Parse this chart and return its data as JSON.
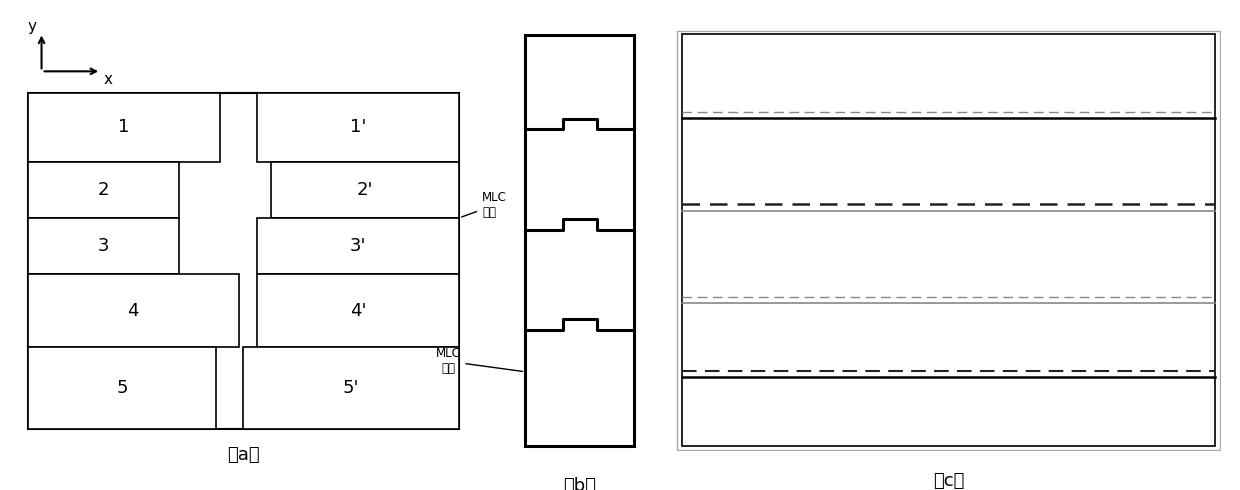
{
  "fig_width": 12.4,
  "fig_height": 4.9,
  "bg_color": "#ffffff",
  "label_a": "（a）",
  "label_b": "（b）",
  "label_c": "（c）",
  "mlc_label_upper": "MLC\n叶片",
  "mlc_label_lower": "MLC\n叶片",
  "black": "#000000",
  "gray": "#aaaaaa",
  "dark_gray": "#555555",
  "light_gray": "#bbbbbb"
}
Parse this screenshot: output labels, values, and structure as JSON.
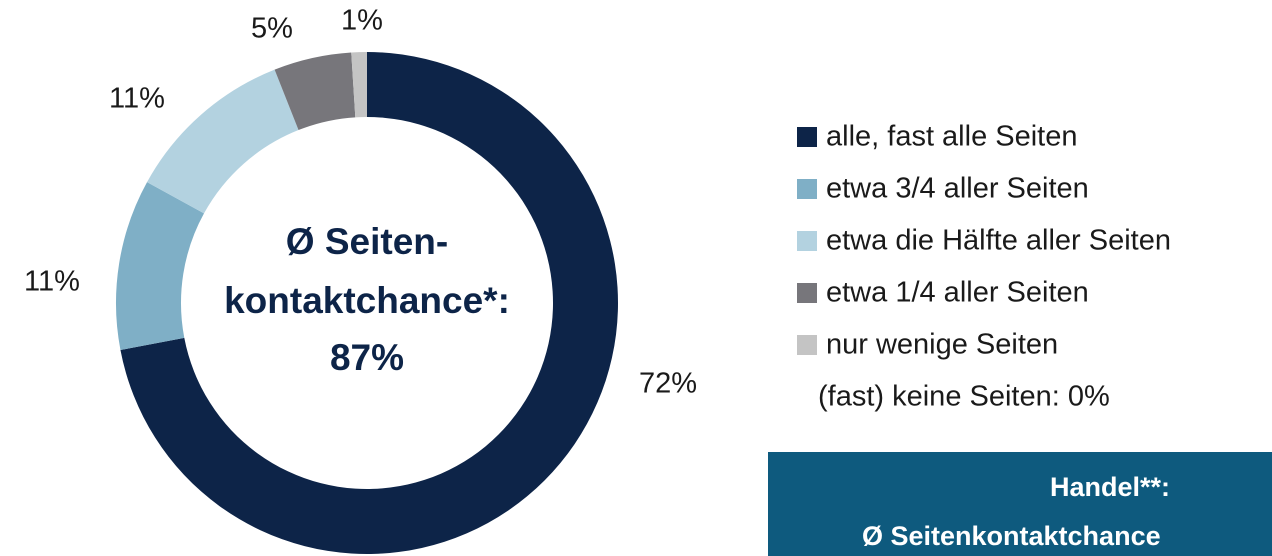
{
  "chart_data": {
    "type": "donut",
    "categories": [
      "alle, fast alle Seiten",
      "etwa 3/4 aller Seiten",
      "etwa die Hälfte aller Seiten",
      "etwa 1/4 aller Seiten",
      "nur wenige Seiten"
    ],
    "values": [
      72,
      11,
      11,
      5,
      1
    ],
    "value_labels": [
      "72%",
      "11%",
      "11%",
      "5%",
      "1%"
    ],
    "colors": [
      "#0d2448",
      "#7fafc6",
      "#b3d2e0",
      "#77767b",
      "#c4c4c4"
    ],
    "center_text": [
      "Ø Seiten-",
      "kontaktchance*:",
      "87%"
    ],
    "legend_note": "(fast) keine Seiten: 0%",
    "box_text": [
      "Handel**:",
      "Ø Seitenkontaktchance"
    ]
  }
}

• _TASK DESCRIPTION_:
Copy out the records above in full, exactly as written, but not the pictures.

• _EXERCISE OUTPUT_:
Parse this chart and return its data as JSON.
{
  "fig_width": 12.4,
  "fig_height": 4.9,
  "bg_color": "#ffffff",
  "label_a": "（a）",
  "label_b": "（b）",
  "label_c": "（c）",
  "mlc_label_upper": "MLC\n叶片",
  "mlc_label_lower": "MLC\n叶片",
  "black": "#000000",
  "gray": "#aaaaaa",
  "dark_gray": "#555555",
  "light_gray": "#bbbbbb"
}
Parse this screenshot: output labels, values, and structure as JSON.
{
  "chart_data": {
    "type": "donut",
    "categories": [
      "alle, fast alle Seiten",
      "etwa 3/4 aller Seiten",
      "etwa die Hälfte aller Seiten",
      "etwa 1/4 aller Seiten",
      "nur wenige Seiten"
    ],
    "values": [
      72,
      11,
      11,
      5,
      1
    ],
    "value_labels": [
      "72%",
      "11%",
      "11%",
      "5%",
      "1%"
    ],
    "colors": [
      "#0d2448",
      "#7fafc6",
      "#b3d2e0",
      "#77767b",
      "#c4c4c4"
    ],
    "center_text": [
      "Ø Seiten-",
      "kontaktchance*:",
      "87%"
    ],
    "legend_note": "(fast) keine Seiten: 0%",
    "box_text": [
      "Handel**:",
      "Ø Seitenkontaktchance"
    ]
  }
}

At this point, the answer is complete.